» **TASK BRIEF**
Nothing should be left out: output all of the entries exactly.

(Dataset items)
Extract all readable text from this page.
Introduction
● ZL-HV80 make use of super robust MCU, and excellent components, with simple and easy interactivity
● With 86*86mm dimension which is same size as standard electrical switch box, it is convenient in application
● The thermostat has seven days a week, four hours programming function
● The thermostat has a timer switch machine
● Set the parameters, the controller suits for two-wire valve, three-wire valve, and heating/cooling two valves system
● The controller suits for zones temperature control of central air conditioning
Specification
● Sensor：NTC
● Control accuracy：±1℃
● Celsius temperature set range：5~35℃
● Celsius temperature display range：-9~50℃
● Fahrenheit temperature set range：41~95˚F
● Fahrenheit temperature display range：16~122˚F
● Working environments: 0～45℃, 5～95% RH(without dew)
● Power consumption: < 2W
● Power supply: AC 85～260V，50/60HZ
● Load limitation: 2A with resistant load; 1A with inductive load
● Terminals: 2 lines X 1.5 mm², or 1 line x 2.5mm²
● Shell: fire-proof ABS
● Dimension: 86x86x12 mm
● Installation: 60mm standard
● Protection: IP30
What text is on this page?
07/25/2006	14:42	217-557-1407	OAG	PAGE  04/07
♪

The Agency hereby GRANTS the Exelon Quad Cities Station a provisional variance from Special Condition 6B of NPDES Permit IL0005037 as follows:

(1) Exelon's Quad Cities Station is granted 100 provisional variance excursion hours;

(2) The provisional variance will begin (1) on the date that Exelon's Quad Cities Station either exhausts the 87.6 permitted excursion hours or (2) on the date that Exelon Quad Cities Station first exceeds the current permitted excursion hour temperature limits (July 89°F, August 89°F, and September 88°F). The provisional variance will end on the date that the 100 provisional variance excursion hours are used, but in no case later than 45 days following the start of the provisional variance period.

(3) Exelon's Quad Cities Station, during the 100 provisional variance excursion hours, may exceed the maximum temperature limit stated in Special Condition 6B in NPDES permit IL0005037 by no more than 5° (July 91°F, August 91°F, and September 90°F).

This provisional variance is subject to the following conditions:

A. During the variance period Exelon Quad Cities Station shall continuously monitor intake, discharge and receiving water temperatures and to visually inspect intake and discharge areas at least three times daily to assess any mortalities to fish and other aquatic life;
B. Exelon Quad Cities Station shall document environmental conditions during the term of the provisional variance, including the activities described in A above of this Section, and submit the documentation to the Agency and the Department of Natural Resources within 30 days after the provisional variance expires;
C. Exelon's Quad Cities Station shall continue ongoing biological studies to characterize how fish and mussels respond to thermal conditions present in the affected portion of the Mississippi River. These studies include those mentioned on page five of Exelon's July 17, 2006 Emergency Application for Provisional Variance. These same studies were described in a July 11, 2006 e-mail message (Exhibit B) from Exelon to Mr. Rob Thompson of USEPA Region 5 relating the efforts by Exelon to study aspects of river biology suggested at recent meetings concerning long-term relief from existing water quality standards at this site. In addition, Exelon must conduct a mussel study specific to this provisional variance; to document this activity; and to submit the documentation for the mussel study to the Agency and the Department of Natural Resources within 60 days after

» **RESPONSE TO THE EXERCISE**
Extract all readable text from this page.
Introduction
● ZL-HV80 make use of super robust MCU, and excellent components, with simple and easy interactivity
● With 86*86mm dimension which is same size as standard electrical switch box, it is convenient in application
● The thermostat has seven days a week, four hours programming function
● The thermostat has a timer switch machine
● Set the parameters, the controller suits for two-wire valve, three-wire valve, and heating/cooling two valves system
● The controller suits for zones temperature control of central air conditioning
Specification
● Sensor：NTC
● Control accuracy：±1℃
● Celsius temperature set range：5~35℃
● Celsius temperature display range：-9~50℃
● Fahrenheit temperature set range：41~95˚F
● Fahrenheit temperature display range：16~122˚F
● Working environments: 0～45℃, 5～95% RH(without dew)
● Power consumption: < 2W
● Power supply: AC 85～260V，50/60HZ
● Load limitation: 2A with resistant load; 1A with inductive load
● Terminals: 2 lines X 1.5 mm², or 1 line x 2.5mm²
● Shell: fire-proof ABS
● Dimension: 86x86x12 mm
● Installation: 60mm standard
● Protection: IP30
What text is on this page?
07/25/2006	14:42	217-557-1407	OAG	PAGE  04/07
♪

The Agency hereby GRANTS the Exelon Quad Cities Station a provisional variance from Special Condition 6B of NPDES Permit IL0005037 as follows:

(1) Exelon's Quad Cities Station is granted 100 provisional variance excursion hours;

(2) The provisional variance will begin (1) on the date that Exelon's Quad Cities Station either exhausts the 87.6 permitted excursion hours or (2) on the date that Exelon Quad Cities Station first exceeds the current permitted excursion hour temperature limits (July 89°F, August 89°F, and September 88°F). The provisional variance will end on the date that the 100 provisional variance excursion hours are used, but in no case later than 45 days following the start of the provisional variance period.

(3) Exelon's Quad Cities Station, during the 100 provisional variance excursion hours, may exceed the maximum temperature limit stated in Special Condition 6B in NPDES permit IL0005037 by no more than 5° (July 91°F, August 91°F, and September 90°F).

This provisional variance is subject to the following conditions:

A. During the variance period Exelon Quad Cities Station shall continuously monitor intake, discharge and receiving water temperatures and to visually inspect intake and discharge areas at least three times daily to assess any mortalities to fish and other aquatic life;
B. Exelon Quad Cities Station shall document environmental conditions during the term of the provisional variance, including the activities described in A above of this Section, and submit the documentation to the Agency and the Department of Natural Resources within 30 days after the provisional variance expires;
C. Exelon's Quad Cities Station shall continue ongoing biological studies to characterize how fish and mussels respond to thermal conditions present in the affected portion of the Mississippi River. These studies include those mentioned on page five of Exelon's July 17, 2006 Emergency Application for Provisional Variance. These same studies were described in a July 11, 2006 e-mail message (Exhibit B) from Exelon to Mr. Rob Thompson of USEPA Region 5 relating the efforts by Exelon to study aspects of river biology suggested at recent meetings concerning long-term relief from existing water quality standards at this site. In addition, Exelon must conduct a mussel study specific to this provisional variance; to document this activity; and to submit the documentation for the mussel study to the Agency and the Department of Natural Resources within 60 days after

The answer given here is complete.